═════ The data ═════

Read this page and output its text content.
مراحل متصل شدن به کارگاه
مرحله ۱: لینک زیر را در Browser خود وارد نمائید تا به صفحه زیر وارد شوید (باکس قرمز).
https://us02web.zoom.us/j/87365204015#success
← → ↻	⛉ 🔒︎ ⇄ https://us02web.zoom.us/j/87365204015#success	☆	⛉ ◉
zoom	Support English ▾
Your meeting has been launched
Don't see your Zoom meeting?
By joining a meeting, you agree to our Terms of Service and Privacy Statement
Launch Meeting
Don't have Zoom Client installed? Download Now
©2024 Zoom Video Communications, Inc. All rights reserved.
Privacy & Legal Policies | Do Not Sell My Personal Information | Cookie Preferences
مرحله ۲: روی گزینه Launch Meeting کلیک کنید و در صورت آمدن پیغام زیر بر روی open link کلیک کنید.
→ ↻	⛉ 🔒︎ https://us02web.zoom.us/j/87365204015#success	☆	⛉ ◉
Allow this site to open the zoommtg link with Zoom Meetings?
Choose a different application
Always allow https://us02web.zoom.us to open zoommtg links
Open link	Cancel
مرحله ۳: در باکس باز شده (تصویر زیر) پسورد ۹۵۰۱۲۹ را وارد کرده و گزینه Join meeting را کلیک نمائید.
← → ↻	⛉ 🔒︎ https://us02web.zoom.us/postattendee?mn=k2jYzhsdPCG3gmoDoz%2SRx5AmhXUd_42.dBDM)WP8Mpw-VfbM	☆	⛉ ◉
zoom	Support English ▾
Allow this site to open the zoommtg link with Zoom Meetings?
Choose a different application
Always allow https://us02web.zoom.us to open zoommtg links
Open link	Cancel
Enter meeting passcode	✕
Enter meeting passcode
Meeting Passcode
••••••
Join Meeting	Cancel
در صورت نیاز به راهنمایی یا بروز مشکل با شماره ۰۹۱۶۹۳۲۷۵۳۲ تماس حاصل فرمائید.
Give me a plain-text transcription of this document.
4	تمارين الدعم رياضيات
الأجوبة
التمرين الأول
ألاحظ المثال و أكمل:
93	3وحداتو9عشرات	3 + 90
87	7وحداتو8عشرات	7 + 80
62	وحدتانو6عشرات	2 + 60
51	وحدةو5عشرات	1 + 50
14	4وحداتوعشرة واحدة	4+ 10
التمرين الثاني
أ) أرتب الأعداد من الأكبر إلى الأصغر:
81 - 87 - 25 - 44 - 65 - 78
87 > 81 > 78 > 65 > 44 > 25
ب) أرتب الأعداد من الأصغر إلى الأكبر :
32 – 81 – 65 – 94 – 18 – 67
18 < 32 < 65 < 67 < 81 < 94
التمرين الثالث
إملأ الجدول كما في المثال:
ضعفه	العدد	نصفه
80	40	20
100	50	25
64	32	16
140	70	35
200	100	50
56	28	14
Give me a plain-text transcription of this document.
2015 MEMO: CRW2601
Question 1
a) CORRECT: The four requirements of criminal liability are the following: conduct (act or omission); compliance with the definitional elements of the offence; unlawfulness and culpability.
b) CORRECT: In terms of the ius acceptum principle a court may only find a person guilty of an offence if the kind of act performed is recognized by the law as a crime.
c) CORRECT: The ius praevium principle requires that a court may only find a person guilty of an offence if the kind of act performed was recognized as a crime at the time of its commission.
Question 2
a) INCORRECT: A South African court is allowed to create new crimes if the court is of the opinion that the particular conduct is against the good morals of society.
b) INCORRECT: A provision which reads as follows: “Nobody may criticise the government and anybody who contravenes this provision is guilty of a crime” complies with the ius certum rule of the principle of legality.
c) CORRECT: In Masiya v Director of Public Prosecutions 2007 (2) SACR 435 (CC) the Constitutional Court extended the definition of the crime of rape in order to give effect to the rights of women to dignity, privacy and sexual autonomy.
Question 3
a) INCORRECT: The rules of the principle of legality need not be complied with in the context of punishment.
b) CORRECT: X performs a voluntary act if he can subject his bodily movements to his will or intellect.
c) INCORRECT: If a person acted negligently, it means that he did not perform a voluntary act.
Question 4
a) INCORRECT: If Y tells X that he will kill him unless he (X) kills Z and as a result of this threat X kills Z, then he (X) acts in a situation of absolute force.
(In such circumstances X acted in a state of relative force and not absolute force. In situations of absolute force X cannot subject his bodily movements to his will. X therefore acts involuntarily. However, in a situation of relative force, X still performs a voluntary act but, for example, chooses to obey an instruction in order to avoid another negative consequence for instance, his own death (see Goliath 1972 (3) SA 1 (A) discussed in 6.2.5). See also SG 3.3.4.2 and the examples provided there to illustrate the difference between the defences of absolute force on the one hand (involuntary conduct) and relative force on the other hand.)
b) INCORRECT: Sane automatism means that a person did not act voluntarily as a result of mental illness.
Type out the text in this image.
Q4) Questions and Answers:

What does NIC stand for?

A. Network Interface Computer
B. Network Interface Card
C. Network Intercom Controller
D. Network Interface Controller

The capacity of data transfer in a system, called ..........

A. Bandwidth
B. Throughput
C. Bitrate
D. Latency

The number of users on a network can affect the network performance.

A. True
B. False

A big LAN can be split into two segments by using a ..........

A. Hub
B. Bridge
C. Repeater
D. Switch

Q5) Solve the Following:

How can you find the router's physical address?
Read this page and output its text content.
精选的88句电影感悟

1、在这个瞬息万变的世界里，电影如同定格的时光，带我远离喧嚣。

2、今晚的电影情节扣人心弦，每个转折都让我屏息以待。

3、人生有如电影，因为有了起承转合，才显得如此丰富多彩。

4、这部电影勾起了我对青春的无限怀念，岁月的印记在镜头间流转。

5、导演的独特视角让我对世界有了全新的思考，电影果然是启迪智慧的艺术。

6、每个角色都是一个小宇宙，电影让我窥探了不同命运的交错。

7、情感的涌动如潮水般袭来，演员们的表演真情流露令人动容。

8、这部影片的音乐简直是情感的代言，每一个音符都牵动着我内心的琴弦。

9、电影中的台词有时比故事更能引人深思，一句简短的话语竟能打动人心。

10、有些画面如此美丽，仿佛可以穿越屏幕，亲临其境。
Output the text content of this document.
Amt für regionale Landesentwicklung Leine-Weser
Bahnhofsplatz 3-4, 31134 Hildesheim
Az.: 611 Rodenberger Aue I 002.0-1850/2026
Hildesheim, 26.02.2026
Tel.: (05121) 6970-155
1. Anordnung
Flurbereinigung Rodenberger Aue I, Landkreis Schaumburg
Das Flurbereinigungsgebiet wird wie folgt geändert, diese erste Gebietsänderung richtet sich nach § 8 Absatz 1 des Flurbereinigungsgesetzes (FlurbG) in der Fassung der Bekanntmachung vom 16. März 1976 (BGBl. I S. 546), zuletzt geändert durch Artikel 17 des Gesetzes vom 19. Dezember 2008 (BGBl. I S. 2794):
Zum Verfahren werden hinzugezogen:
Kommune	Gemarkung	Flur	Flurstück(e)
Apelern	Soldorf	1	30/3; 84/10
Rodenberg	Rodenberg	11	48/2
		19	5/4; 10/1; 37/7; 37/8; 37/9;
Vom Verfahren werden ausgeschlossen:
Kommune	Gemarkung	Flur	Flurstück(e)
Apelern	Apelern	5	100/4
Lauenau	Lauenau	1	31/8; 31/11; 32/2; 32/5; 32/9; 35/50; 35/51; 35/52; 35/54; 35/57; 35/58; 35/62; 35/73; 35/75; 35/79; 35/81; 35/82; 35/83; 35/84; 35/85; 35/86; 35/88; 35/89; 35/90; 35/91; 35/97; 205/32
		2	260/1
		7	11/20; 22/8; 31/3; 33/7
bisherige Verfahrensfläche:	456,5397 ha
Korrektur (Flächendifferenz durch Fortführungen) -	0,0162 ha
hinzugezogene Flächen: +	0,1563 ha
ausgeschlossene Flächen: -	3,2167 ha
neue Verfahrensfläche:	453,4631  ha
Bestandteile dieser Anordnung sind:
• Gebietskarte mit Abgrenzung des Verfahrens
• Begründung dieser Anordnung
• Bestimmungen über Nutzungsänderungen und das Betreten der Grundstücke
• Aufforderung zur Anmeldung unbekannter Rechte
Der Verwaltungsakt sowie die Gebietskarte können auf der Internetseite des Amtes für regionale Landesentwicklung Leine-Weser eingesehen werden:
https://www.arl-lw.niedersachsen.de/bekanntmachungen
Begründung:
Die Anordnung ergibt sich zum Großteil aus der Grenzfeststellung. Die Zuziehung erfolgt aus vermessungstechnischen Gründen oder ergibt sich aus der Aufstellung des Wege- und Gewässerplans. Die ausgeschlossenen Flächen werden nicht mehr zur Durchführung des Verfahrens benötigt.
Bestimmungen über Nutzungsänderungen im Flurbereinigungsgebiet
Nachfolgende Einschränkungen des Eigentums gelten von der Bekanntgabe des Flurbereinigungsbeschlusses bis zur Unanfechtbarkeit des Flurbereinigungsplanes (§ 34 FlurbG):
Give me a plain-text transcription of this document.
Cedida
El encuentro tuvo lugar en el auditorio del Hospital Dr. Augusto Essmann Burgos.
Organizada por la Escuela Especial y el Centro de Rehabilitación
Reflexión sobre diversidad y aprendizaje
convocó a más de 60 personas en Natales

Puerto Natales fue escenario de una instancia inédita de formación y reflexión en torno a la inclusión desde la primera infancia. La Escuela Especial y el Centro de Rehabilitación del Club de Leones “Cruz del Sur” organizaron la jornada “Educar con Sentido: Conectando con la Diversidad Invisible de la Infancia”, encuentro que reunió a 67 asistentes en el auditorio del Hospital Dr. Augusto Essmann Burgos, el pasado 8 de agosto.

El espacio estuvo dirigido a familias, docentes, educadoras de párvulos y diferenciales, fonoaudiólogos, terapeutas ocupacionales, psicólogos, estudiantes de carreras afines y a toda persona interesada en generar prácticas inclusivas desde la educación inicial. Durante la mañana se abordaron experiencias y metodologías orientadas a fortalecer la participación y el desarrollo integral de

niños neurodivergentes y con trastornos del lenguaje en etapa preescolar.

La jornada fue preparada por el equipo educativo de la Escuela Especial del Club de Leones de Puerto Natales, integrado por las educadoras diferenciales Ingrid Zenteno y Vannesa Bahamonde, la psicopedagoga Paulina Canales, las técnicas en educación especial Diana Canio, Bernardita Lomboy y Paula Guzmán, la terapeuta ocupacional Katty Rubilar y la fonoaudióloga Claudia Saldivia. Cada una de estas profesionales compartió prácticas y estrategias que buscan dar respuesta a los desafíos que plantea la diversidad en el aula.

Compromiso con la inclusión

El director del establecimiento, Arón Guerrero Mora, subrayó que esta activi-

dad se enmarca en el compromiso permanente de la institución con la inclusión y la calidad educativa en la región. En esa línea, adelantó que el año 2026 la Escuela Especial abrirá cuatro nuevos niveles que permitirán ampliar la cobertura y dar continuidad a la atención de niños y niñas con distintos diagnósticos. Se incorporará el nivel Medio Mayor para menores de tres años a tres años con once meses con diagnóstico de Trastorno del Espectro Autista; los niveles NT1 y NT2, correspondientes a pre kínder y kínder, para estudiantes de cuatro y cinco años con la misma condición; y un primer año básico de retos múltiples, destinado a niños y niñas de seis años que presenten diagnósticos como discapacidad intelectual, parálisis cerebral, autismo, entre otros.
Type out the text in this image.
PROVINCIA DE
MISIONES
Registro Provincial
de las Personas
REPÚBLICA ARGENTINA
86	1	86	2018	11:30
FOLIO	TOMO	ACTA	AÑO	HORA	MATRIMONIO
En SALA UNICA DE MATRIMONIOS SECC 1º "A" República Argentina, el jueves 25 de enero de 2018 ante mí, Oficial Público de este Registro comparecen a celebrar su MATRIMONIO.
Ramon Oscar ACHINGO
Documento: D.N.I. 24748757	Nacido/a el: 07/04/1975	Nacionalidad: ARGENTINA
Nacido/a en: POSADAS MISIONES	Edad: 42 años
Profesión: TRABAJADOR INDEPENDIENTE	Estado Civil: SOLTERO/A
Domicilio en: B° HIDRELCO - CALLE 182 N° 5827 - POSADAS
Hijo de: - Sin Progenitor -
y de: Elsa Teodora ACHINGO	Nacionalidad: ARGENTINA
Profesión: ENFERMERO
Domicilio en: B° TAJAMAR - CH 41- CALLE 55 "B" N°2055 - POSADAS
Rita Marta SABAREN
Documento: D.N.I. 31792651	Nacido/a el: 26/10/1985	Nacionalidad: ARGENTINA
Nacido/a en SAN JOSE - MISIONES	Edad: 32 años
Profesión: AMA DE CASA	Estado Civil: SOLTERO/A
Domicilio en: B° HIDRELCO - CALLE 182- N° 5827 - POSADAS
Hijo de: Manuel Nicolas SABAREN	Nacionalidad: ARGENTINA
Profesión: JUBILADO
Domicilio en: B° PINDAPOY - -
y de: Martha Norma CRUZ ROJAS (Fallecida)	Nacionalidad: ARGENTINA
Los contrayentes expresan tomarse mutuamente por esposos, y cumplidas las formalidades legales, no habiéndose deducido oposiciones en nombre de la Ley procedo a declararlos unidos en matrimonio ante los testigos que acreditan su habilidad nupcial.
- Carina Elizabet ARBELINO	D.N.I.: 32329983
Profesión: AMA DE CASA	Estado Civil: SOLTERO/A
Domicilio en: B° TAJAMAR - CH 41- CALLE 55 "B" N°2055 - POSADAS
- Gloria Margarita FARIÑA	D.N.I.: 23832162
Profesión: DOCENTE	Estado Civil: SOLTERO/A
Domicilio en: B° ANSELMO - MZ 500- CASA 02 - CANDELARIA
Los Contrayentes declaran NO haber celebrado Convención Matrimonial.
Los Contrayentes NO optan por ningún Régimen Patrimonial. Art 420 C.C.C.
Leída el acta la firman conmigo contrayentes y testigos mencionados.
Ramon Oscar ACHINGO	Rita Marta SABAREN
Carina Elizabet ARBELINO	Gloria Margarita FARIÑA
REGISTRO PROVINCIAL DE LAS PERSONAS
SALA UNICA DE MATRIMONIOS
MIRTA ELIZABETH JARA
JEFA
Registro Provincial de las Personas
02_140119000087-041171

═════

§ Task requirements:
From the records given above, copy all lines containing "Augusto".

§ Expected answer:
El encuentro tuvo lugar en el auditorio del Hospital Dr. Augusto Essmann Burgos.
Puerto Natales fue escenario de una instancia inédita de formación y reflexión en torno a la inclusión desde la primera infancia. La Escuela Especial y el Centro de Rehabilitación del Club de Leones “Cruz del Sur” organizaron la jornada “Educar con Sentido: Conectando con la Diversidad Invisible de la Infancia”, encuentro que reunió a 67 asistentes en el auditorio del Hospital Dr. Augusto Essmann Burgos, el pasado 8 de agosto.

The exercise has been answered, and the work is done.